Direction.
Find each line holding "physical" and copy it out.

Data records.
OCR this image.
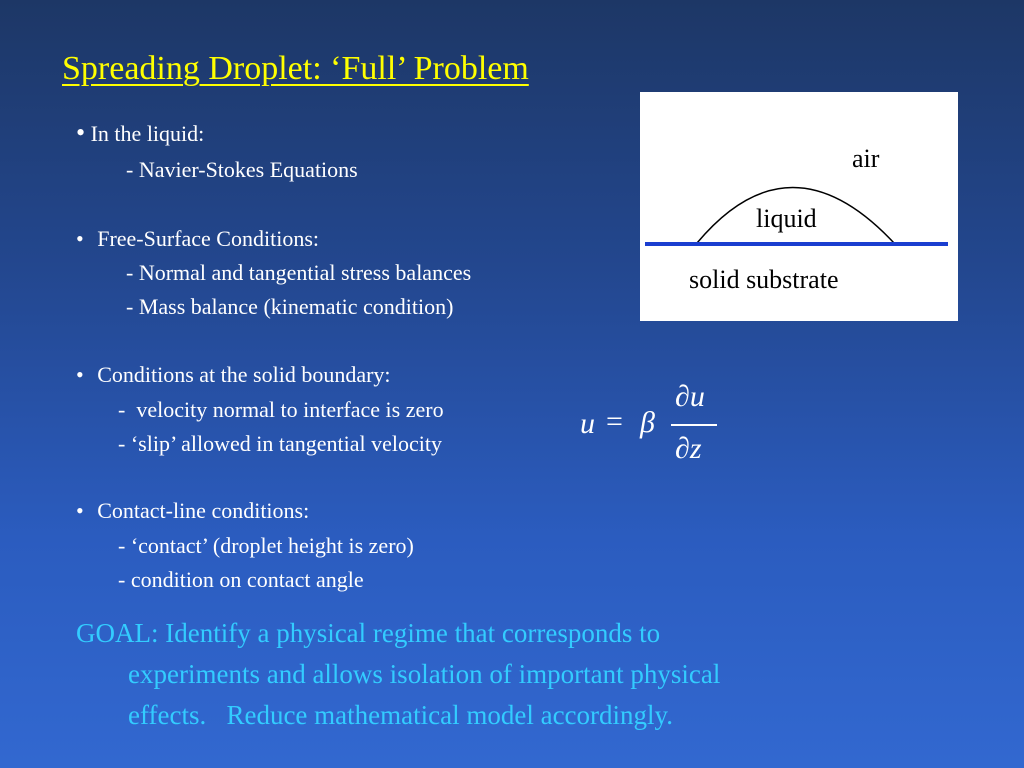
Spreading Droplet: ‘Full’ Problem
• In the liquid:
- Navier-Stokes Equations
• Free-Surface Conditions:
- Normal and tangential stress balances
- Mass balance (kinematic condition)
• Conditions at the solid boundary:
-  velocity normal to interface is zero
- ‘slip’ allowed in tangential velocity
• Contact-line conditions:
- ‘contact’ (droplet height is zero)
- condition on contact angle
air
liquid
solid substrate
u = β
∂u
∂z
GOAL: Identify a physical regime that corresponds to
experiments and allows isolation of important physical
effects.   Reduce mathematical model accordingly.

Result for this task.
GOAL: Identify a physical regime that corresponds to
experiments and allows isolation of important physical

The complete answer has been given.